Tell how many lines contain the word "this". Reply with the number only.

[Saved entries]

☆ ☆ ☆ ☆ ☆ ☆ ☆

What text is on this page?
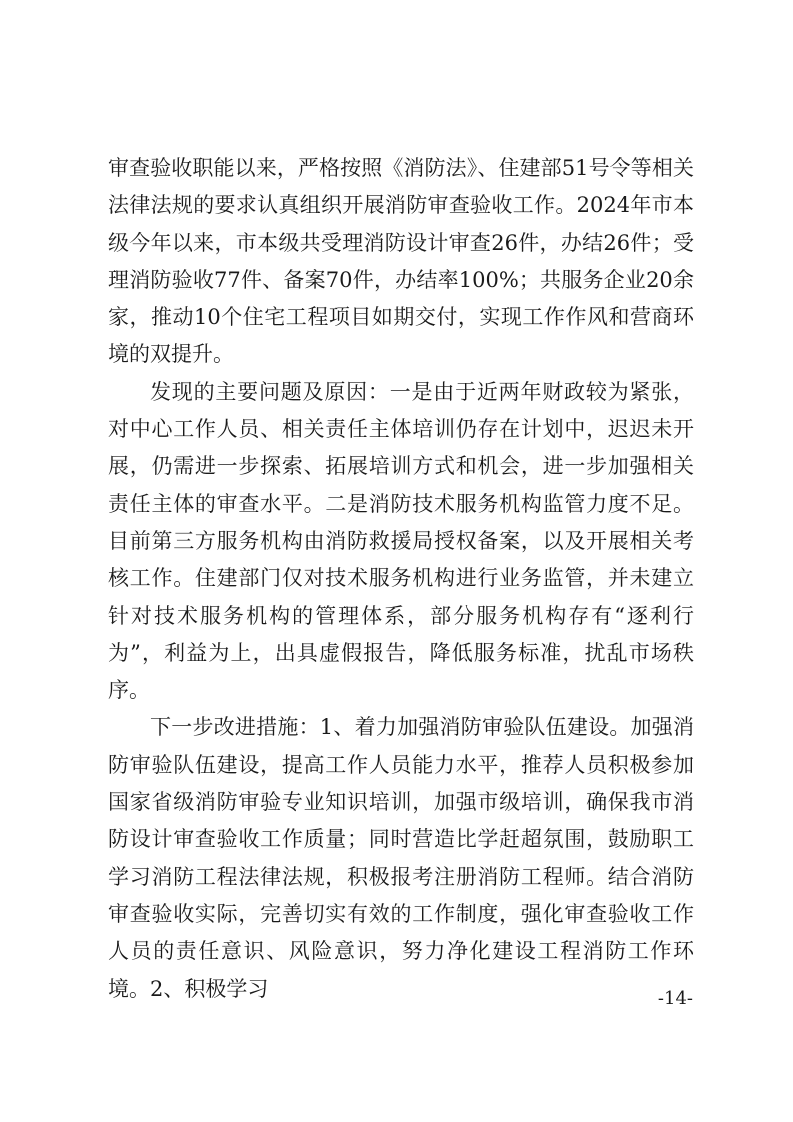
审查验收职能以来，严格按照《消防法》、住建部51号令等相关法律法规的要求认真组织开展消防审查验收工作。2024年市本级今年以来，市本级共受理消防设计审查26件，办结26件；受理消防验收77件、备案70件，办结率100%；共服务企业20余家，推动10个住宅工程项目如期交付，实现工作作风和营商环境的双提升。

发现的主要问题及原因：一是由于近两年财政较为紧张，对中心工作人员、相关责任主体培训仍存在计划中，迟迟未开展，仍需进一步探索、拓展培训方式和机会，进一步加强相关责任主体的审查水平。二是消防技术服务机构监管力度不足。目前第三方服务机构由消防救援局授权备案，以及开展相关考核工作。住建部门仅对技术服务机构进行业务监管，并未建立针对技术服务机构的管理体系，部分服务机构存有“逐利行为”，利益为上，出具虚假报告，降低服务标准，扰乱市场秩序。

下一步改进措施：1、着力加强消防审验队伍建设。加强消防审验队伍建设，提高工作人员能力水平，推荐人员积极参加国家省级消防审验专业知识培训，加强市级培训，确保我市消防设计审查验收工作质量；同时营造比学赶超氛围，鼓励职工学习消防工程法律法规，积极报考注册消防工程师。结合消防审查验收实际，完善切实有效的工作制度，强化审查验收工作人员的责任意识、风险意识，努力净化建设工程消防工作环境。2、积极学习	-14-
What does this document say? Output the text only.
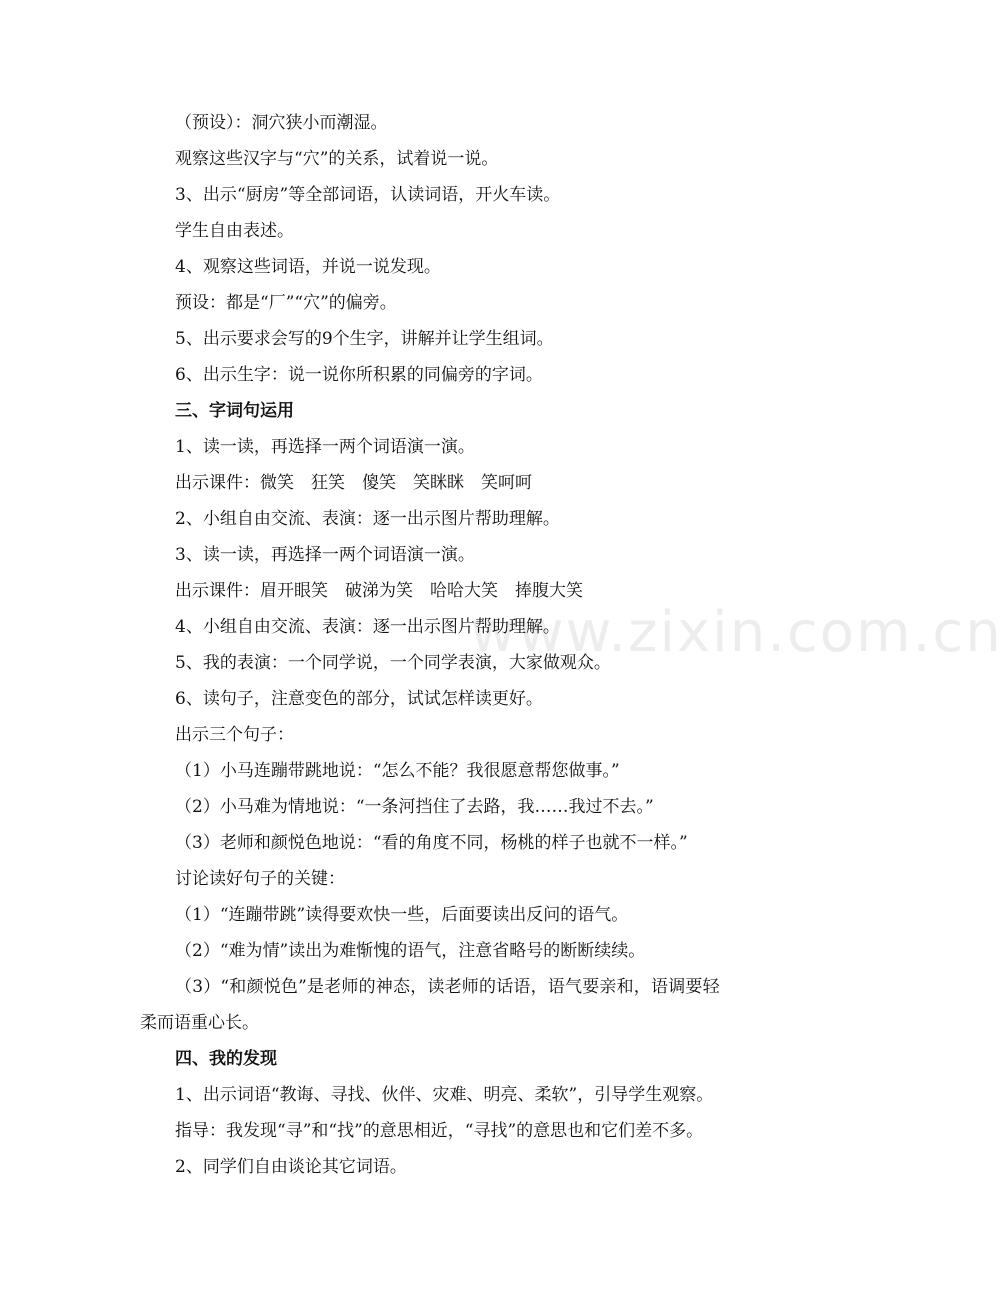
www.zixin.com.cn
（预设）：洞穴狭小而潮湿。
观察这些汉字与“穴”的关系，试着说一说。
3、出示“厨房”等全部词语，认读词语，开火车读。
学生自由表述。
4、观察这些词语，并说一说发现。
预设：都是“厂”“穴”的偏旁。
5、出示要求会写的9个生字，讲解并让学生组词。
6、出示生字：说一说你所积累的同偏旁的字词。
三、字词句运用
1、读一读，再选择一两个词语演一演。
出示课件：微笑　狂笑　傻笑　笑眯眯　笑呵呵
2、小组自由交流、表演：逐一出示图片帮助理解。
3、读一读，再选择一两个词语演一演。
出示课件：眉开眼笑　破涕为笑　哈哈大笑　捧腹大笑
4、小组自由交流、表演：逐一出示图片帮助理解。
5、我的表演：一个同学说，一个同学表演，大家做观众。
6、读句子，注意变色的部分，试试怎样读更好。
出示三个句子：
（1）小马连蹦带跳地说：“怎么不能？我很愿意帮您做事。”
（2）小马难为情地说：“一条河挡住了去路，我……我过不去。”
（3）老师和颜悦色地说：“看的角度不同，杨桃的样子也就不一样。”
讨论读好句子的关键：
（1）“连蹦带跳”读得要欢快一些，后面要读出反问的语气。
（2）“难为情”读出为难惭愧的语气，注意省略号的断断续续。
（3）“和颜悦色”是老师的神态，读老师的话语，语气要亲和，语调要轻
柔而语重心长。
四、我的发现
1、出示词语“教诲、寻找、伙伴、灾难、明亮、柔软”，引导学生观察。
指导：我发现“寻”和“找”的意思相近，“寻找”的意思也和它们差不多。
2、同学们自由谈论其它词语。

☆ ☆ ☆ ☆ ☆ ☆ ☆

Output of the task: 2